Using the data below, copy every line that contains the word "text".

*** Information supplied ***

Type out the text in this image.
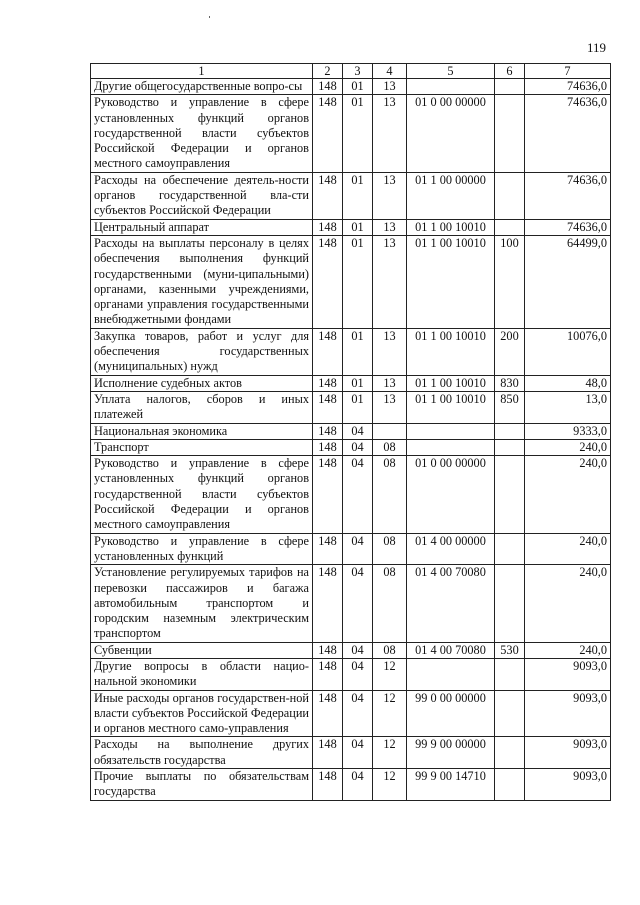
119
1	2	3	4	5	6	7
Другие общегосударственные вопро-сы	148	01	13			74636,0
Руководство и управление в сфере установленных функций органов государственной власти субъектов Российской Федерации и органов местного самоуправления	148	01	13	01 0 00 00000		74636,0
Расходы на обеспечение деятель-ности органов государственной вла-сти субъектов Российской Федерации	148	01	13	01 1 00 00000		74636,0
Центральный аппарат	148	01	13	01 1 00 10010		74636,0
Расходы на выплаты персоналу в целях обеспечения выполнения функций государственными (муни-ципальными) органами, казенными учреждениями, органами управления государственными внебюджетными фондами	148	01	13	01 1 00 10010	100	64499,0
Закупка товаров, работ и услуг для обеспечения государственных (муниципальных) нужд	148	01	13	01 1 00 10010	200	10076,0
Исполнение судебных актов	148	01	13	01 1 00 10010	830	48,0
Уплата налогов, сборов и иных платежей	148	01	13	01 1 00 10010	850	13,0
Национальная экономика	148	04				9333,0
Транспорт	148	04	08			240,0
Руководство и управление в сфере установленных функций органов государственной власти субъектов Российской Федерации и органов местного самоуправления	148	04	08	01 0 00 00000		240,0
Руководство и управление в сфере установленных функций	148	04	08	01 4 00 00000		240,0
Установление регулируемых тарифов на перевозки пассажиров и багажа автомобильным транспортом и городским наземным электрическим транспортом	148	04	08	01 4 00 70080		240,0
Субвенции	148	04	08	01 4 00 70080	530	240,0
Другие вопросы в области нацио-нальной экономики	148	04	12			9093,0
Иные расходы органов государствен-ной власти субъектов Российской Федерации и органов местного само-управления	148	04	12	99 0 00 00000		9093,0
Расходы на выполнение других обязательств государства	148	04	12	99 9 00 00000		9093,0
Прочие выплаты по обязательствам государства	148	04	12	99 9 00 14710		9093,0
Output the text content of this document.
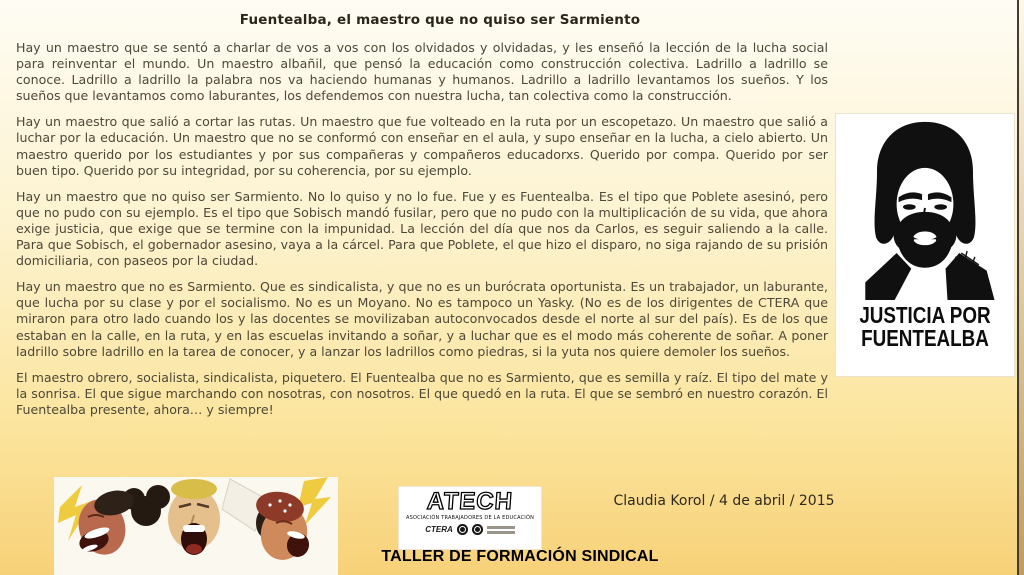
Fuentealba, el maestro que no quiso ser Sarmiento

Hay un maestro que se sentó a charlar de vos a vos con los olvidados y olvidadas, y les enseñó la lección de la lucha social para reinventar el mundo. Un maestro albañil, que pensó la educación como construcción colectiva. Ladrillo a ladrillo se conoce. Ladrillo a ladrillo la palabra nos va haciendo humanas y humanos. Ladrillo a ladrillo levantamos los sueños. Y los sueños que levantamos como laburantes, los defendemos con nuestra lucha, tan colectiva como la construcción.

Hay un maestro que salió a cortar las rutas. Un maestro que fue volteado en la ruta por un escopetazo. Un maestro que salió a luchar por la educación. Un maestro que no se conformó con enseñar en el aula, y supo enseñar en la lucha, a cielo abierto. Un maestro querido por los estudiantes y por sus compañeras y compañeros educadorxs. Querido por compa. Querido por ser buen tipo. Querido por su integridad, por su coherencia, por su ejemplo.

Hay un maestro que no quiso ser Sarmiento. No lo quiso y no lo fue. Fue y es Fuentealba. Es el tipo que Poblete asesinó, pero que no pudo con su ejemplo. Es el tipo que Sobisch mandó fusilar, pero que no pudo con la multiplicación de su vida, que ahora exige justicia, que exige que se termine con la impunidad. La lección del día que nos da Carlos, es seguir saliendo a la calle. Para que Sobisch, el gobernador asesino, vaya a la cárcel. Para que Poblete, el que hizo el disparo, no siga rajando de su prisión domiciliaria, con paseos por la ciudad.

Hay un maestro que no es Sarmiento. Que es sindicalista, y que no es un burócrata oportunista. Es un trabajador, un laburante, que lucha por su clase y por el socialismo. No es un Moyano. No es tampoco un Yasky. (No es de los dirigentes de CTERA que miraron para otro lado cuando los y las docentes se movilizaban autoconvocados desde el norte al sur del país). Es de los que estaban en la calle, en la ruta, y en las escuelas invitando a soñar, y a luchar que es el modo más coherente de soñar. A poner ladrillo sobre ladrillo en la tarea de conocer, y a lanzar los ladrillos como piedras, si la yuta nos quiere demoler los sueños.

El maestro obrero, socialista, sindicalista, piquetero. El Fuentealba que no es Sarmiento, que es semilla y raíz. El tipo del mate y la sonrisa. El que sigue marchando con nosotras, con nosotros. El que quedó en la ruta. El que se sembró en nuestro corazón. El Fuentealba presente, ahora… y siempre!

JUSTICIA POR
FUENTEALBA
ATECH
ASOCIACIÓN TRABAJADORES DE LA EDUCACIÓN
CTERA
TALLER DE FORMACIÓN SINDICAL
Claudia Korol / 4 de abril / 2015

***

*Problem solution*
Type out the text in this image.
Output the text content of this document.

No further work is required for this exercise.